Your task is to write out the lines from the line containing "Extract all readable text from this page." through the last line of the material, exactly.

# Records for processing

+++

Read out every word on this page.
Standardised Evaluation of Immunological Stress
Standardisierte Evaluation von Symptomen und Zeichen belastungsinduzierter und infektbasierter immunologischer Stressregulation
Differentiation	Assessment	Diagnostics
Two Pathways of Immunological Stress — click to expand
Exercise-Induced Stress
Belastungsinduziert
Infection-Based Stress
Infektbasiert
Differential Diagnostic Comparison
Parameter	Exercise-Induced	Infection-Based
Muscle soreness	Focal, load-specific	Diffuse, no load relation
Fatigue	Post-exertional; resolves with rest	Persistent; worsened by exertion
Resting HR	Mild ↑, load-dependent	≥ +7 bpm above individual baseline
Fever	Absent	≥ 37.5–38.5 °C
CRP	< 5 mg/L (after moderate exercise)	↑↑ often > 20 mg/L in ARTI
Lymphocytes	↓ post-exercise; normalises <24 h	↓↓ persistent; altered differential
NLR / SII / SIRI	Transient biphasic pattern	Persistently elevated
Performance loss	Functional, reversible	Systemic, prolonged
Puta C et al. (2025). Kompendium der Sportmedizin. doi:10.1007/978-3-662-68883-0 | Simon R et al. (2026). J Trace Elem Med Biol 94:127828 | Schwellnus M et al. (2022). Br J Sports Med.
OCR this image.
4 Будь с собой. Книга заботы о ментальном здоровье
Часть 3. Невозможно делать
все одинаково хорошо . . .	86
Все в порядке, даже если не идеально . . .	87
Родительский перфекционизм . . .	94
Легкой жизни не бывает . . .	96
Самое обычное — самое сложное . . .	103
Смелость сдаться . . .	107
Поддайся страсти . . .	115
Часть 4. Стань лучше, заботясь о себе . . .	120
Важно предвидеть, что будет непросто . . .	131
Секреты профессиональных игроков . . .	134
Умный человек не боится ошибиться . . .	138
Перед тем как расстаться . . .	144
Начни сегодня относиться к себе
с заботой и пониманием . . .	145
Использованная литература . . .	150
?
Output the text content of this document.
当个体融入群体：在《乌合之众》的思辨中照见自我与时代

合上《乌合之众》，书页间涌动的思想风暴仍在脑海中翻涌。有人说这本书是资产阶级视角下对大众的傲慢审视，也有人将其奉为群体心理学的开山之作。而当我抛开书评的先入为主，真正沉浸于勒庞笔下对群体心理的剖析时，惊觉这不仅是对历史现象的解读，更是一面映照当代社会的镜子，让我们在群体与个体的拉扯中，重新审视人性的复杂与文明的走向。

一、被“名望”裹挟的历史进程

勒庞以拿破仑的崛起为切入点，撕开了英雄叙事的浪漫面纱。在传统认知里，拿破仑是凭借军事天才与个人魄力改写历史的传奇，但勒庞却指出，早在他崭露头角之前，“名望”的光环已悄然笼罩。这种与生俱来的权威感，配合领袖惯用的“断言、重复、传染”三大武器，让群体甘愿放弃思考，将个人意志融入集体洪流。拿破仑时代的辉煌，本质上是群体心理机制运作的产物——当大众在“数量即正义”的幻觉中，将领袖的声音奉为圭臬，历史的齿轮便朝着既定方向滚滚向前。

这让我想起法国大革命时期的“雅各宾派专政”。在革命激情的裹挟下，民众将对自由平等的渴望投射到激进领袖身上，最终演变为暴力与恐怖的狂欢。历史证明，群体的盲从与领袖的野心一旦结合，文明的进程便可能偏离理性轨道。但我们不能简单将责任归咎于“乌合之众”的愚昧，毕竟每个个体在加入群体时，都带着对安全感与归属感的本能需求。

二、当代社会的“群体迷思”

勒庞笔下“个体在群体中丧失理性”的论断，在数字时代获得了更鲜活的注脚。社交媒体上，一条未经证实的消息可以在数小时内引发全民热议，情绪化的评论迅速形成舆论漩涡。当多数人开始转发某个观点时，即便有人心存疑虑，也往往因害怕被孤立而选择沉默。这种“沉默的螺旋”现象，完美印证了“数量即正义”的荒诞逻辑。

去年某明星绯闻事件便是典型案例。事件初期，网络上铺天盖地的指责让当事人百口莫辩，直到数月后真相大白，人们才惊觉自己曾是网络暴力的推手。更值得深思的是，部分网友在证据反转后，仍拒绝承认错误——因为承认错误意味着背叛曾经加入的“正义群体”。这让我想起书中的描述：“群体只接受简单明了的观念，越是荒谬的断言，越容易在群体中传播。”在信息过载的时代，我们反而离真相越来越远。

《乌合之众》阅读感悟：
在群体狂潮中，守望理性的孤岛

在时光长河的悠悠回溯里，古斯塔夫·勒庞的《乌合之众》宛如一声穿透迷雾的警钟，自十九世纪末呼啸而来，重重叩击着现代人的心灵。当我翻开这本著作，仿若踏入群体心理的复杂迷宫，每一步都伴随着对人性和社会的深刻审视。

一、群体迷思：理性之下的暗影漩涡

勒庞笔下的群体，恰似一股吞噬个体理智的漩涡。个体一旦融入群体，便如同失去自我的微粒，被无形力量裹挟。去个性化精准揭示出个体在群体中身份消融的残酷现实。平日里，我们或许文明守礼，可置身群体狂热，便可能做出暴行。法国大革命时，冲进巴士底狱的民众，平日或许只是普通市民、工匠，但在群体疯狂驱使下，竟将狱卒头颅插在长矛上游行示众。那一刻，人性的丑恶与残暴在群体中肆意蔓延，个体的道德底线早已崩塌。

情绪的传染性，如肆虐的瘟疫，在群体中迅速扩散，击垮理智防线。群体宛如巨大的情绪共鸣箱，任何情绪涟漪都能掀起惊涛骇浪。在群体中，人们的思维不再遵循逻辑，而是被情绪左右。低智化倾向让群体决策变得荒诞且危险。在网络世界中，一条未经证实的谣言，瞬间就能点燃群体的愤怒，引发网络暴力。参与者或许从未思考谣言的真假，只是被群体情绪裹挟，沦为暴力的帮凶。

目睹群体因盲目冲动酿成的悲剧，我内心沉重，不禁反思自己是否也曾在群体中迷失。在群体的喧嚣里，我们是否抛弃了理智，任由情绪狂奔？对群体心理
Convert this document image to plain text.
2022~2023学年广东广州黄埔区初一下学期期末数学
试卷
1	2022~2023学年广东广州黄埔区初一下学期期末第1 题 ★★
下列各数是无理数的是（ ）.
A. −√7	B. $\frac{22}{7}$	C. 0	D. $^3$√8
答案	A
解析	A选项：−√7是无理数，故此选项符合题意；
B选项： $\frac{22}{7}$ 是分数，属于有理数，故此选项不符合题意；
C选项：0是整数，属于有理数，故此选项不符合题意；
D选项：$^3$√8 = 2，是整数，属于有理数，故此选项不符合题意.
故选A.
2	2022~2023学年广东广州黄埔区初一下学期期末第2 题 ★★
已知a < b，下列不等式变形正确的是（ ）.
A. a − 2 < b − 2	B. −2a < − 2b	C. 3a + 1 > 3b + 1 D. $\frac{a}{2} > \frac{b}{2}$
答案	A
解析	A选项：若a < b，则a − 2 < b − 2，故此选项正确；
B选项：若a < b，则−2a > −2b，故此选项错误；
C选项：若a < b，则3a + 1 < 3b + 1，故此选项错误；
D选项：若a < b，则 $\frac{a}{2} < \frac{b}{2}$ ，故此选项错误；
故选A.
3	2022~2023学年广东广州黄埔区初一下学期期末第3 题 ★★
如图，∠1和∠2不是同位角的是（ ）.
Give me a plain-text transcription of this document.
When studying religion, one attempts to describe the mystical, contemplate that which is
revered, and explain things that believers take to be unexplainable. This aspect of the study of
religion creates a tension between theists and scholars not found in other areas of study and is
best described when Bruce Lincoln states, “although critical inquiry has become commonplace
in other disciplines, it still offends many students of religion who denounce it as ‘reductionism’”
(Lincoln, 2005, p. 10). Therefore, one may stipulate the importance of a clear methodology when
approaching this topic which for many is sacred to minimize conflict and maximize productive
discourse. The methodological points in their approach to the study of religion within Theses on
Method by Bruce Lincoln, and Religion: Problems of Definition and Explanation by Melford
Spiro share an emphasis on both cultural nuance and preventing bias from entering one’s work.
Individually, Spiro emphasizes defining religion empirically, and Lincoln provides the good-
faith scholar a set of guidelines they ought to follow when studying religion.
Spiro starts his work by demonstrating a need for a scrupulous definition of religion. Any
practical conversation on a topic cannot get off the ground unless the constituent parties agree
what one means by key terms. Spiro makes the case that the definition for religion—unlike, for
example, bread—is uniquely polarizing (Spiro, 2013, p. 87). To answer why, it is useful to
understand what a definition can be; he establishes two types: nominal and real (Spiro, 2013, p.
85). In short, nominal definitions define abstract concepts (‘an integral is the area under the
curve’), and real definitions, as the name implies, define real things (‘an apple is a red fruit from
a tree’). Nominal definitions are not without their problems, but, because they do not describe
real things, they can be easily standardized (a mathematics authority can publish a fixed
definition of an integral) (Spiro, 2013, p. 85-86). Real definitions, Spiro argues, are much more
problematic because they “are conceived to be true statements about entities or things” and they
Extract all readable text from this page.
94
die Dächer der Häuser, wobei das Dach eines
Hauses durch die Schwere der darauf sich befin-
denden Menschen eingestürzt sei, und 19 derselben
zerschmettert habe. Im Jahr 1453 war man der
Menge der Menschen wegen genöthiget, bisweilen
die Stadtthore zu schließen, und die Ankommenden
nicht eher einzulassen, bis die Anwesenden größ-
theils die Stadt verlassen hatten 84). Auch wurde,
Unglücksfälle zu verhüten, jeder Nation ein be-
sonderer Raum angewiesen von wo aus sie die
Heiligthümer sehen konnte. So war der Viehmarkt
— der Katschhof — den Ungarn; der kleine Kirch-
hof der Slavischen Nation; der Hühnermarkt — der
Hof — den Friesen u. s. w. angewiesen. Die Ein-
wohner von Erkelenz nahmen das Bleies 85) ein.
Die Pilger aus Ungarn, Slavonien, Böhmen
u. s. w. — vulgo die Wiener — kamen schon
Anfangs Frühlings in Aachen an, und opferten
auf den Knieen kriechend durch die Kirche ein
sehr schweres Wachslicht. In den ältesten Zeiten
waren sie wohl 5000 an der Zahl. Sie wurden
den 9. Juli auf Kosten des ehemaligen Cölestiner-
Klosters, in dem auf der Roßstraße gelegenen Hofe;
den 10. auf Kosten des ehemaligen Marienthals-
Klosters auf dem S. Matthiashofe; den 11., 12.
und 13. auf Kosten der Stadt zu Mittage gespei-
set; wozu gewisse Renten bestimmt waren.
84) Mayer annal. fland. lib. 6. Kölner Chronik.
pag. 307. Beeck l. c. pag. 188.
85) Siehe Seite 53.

+++

# Exercise result
Extract all readable text from this page.
94
die Dächer der Häuser, wobei das Dach eines
Hauses durch die Schwere der darauf sich befin-
denden Menschen eingestürzt sei, und 19 derselben
zerschmettert habe. Im Jahr 1453 war man der
Menge der Menschen wegen genöthiget, bisweilen
die Stadtthore zu schließen, und die Ankommenden
nicht eher einzulassen, bis die Anwesenden größ-
theils die Stadt verlassen hatten 84). Auch wurde,
Unglücksfälle zu verhüten, jeder Nation ein be-
sonderer Raum angewiesen von wo aus sie die
Heiligthümer sehen konnte. So war der Viehmarkt
— der Katschhof — den Ungarn; der kleine Kirch-
hof der Slavischen Nation; der Hühnermarkt — der
Hof — den Friesen u. s. w. angewiesen. Die Ein-
wohner von Erkelenz nahmen das Bleies 85) ein.
Die Pilger aus Ungarn, Slavonien, Böhmen
u. s. w. — vulgo die Wiener — kamen schon
Anfangs Frühlings in Aachen an, und opferten
auf den Knieen kriechend durch die Kirche ein
sehr schweres Wachslicht. In den ältesten Zeiten
waren sie wohl 5000 an der Zahl. Sie wurden
den 9. Juli auf Kosten des ehemaligen Cölestiner-
Klosters, in dem auf der Roßstraße gelegenen Hofe;
den 10. auf Kosten des ehemaligen Marienthals-
Klosters auf dem S. Matthiashofe; den 11., 12.
und 13. auf Kosten der Stadt zu Mittage gespei-
set; wozu gewisse Renten bestimmt waren.
84) Mayer annal. fland. lib. 6. Kölner Chronik.
pag. 307. Beeck l. c. pag. 188.
85) Siehe Seite 53.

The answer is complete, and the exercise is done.